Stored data
+===+

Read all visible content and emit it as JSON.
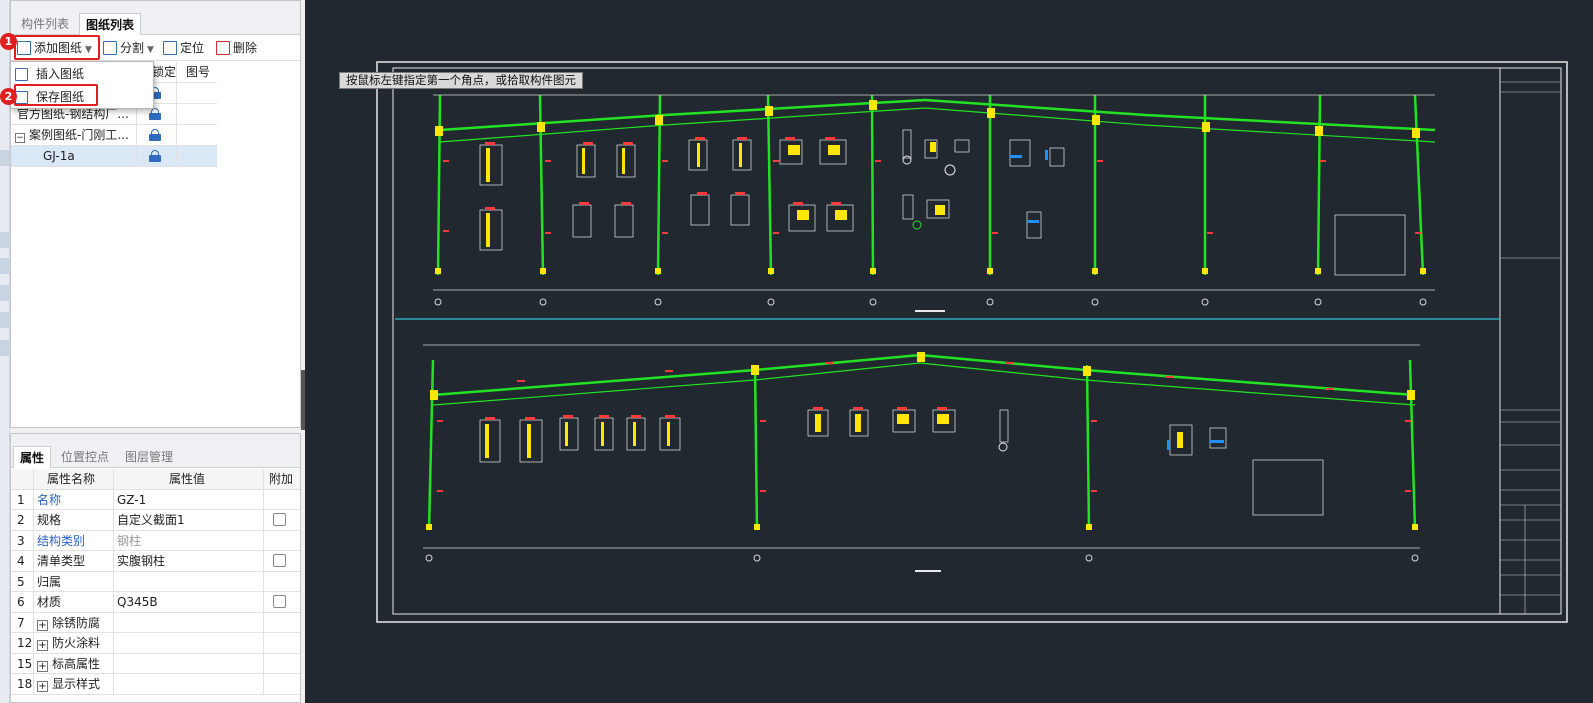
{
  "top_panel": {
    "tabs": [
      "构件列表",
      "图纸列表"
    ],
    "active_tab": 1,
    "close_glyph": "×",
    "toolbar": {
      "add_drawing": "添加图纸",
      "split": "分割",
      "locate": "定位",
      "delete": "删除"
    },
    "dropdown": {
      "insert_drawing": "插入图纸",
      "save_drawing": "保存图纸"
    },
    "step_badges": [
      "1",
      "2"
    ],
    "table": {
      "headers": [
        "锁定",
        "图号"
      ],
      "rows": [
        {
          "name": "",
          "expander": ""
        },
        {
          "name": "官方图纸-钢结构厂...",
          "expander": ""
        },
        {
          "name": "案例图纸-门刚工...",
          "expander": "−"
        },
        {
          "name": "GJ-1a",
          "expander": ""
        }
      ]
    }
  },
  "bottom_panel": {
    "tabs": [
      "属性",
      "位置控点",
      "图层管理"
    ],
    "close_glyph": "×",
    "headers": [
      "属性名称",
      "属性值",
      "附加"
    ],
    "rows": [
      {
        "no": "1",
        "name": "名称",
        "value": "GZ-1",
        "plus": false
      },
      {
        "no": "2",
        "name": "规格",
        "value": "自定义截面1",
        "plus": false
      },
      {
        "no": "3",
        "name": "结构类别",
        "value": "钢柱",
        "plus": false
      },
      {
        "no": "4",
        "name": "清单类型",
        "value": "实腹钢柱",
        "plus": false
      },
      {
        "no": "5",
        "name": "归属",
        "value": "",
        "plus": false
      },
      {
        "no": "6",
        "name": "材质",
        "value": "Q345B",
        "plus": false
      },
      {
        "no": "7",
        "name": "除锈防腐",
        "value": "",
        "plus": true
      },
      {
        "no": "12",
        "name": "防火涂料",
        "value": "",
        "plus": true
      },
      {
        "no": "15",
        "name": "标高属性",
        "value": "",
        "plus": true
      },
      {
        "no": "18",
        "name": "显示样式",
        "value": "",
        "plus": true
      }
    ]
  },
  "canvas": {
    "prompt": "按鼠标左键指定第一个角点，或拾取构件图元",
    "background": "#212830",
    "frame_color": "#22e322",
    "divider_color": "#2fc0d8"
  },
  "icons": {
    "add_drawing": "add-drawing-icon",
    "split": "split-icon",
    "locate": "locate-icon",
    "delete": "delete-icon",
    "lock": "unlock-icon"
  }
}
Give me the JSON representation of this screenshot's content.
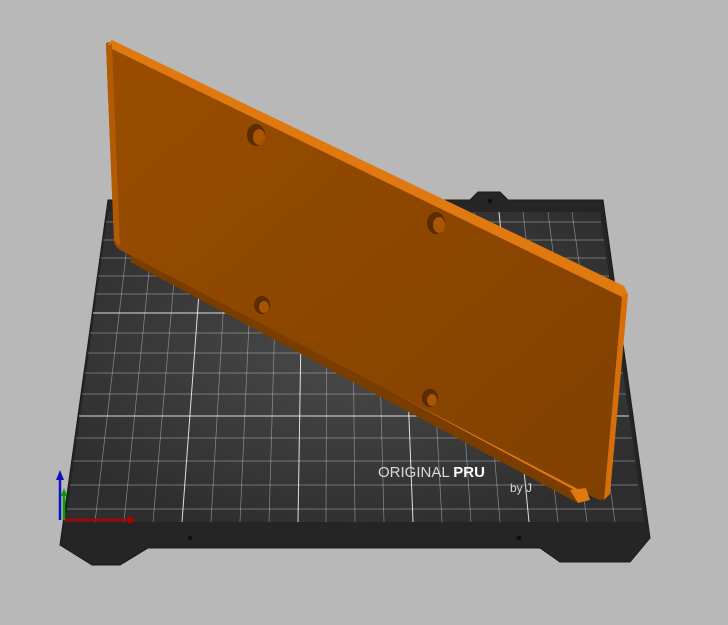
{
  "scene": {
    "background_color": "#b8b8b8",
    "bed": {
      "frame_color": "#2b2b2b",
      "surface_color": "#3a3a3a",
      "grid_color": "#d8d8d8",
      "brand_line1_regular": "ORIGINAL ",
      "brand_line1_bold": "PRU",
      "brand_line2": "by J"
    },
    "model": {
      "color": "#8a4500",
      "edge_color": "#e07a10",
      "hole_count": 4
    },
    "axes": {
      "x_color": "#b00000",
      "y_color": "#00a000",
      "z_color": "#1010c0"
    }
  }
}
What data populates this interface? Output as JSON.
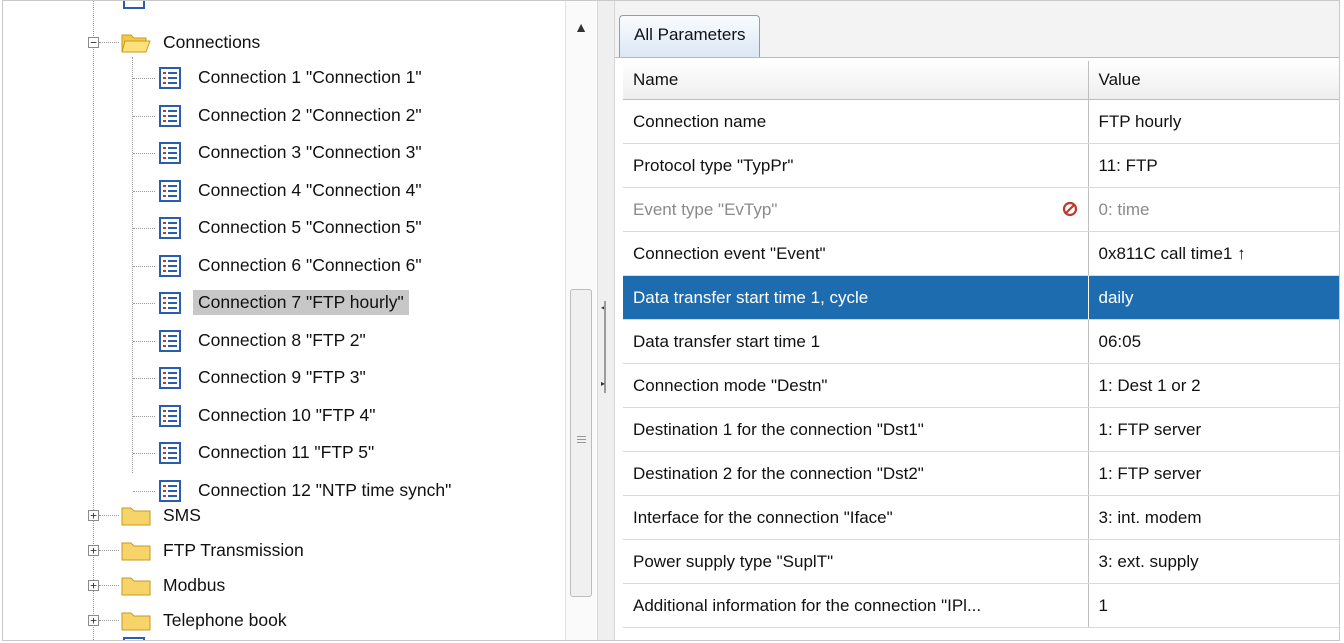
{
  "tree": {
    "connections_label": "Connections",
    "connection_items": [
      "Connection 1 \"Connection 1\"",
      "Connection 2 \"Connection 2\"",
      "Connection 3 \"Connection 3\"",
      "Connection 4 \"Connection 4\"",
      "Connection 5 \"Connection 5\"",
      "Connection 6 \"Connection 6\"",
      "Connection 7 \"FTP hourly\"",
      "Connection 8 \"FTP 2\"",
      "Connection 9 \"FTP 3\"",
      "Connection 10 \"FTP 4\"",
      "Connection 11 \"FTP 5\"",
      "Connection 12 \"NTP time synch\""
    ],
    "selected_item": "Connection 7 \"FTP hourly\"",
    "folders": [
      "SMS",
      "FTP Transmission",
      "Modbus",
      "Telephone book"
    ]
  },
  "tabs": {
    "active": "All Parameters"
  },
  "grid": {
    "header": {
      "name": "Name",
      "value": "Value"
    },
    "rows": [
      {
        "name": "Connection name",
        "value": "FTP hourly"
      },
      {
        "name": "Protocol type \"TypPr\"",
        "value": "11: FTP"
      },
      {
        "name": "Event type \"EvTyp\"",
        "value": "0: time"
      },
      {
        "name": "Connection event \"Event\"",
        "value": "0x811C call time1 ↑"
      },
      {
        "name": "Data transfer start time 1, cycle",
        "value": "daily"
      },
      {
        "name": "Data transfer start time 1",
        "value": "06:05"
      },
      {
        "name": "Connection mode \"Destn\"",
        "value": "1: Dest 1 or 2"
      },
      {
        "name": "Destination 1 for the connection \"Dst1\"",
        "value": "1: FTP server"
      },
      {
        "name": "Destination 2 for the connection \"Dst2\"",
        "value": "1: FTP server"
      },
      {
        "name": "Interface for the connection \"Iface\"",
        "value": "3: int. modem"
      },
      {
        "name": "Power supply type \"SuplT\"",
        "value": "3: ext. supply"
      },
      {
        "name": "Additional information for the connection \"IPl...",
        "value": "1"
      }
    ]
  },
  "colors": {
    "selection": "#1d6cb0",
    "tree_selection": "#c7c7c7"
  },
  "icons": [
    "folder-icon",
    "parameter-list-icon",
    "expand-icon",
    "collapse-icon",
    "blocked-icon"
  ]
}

+===+

All lines of the data above that include the word "this" must be shown.

Give me the JSON representation of this screenshot's content.
What data populates this interface? Output as JSON.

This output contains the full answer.